■ **The input**
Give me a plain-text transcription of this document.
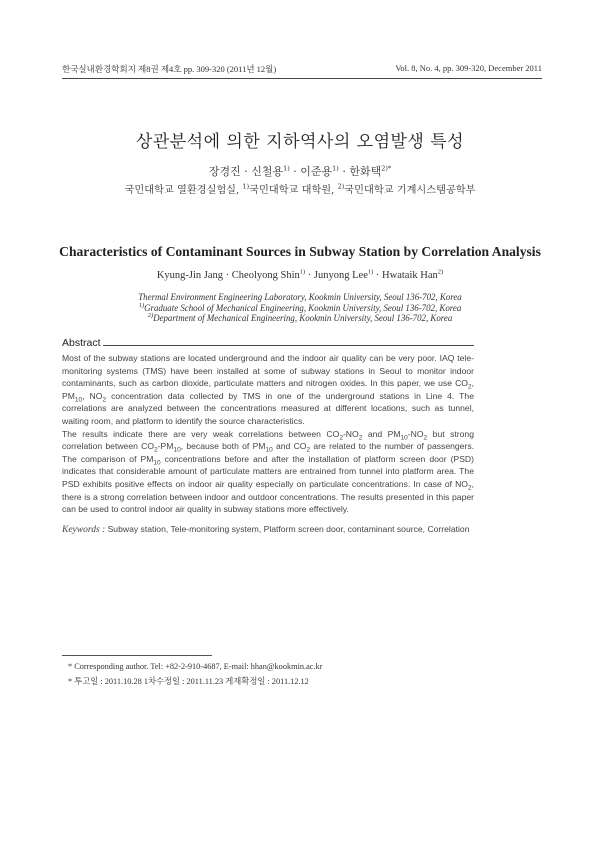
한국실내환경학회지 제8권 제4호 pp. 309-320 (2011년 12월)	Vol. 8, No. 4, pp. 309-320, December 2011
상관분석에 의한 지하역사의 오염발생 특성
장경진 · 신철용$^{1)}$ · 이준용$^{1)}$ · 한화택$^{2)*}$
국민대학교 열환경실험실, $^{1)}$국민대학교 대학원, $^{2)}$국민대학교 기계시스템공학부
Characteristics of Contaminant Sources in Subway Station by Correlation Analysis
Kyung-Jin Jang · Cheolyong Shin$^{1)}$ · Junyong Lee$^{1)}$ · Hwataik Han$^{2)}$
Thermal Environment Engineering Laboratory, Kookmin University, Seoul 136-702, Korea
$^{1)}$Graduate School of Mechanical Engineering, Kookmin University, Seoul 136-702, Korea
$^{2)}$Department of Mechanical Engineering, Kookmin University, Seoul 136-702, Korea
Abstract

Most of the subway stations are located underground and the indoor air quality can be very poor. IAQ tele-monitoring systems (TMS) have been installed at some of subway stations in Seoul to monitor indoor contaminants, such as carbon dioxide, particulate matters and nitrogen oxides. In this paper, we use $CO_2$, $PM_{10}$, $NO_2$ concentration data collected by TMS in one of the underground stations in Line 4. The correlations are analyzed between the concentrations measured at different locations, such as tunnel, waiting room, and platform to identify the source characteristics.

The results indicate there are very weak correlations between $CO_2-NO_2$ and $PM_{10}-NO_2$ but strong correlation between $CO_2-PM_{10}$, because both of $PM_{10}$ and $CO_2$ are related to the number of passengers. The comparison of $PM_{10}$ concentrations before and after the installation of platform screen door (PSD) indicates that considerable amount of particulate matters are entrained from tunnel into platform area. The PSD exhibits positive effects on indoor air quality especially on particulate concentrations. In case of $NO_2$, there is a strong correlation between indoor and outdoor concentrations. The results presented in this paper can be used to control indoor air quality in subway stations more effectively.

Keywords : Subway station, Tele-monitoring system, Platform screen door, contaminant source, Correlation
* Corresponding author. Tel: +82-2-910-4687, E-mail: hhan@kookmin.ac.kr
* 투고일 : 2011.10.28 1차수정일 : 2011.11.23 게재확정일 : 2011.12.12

■ **Set exercise**
Output the records above exactly as they are, leaving out the pictures.

■ **The response**
Give me a plain-text transcription of this document.
한국실내환경학회지 제8권 제4호 pp. 309-320 (2011년 12월)	Vol. 8, No. 4, pp. 309-320, December 2011
상관분석에 의한 지하역사의 오염발생 특성
장경진 · 신철용$^{1)}$ · 이준용$^{1)}$ · 한화택$^{2)*}$
국민대학교 열환경실험실, $^{1)}$국민대학교 대학원, $^{2)}$국민대학교 기계시스템공학부
Characteristics of Contaminant Sources in Subway Station by Correlation Analysis
Kyung-Jin Jang · Cheolyong Shin$^{1)}$ · Junyong Lee$^{1)}$ · Hwataik Han$^{2)}$
Thermal Environment Engineering Laboratory, Kookmin University, Seoul 136-702, Korea
$^{1)}$Graduate School of Mechanical Engineering, Kookmin University, Seoul 136-702, Korea
$^{2)}$Department of Mechanical Engineering, Kookmin University, Seoul 136-702, Korea
Abstract

Most of the subway stations are located underground and the indoor air quality can be very poor. IAQ tele-monitoring systems (TMS) have been installed at some of subway stations in Seoul to monitor indoor contaminants, such as carbon dioxide, particulate matters and nitrogen oxides. In this paper, we use $CO_2$, $PM_{10}$, $NO_2$ concentration data collected by TMS in one of the underground stations in Line 4. The correlations are analyzed between the concentrations measured at different locations, such as tunnel, waiting room, and platform to identify the source characteristics.

The results indicate there are very weak correlations between $CO_2-NO_2$ and $PM_{10}-NO_2$ but strong correlation between $CO_2-PM_{10}$, because both of $PM_{10}$ and $CO_2$ are related to the number of passengers. The comparison of $PM_{10}$ concentrations before and after the installation of platform screen door (PSD) indicates that considerable amount of particulate matters are entrained from tunnel into platform area. The PSD exhibits positive effects on indoor air quality especially on particulate concentrations. In case of $NO_2$, there is a strong correlation between indoor and outdoor concentrations. The results presented in this paper can be used to control indoor air quality in subway stations more effectively.

Keywords : Subway station, Tele-monitoring system, Platform screen door, contaminant source, Correlation
* Corresponding author. Tel: +82-2-910-4687, E-mail: hhan@kookmin.ac.kr
* 투고일 : 2011.10.28 1차수정일 : 2011.11.23 게재확정일 : 2011.12.12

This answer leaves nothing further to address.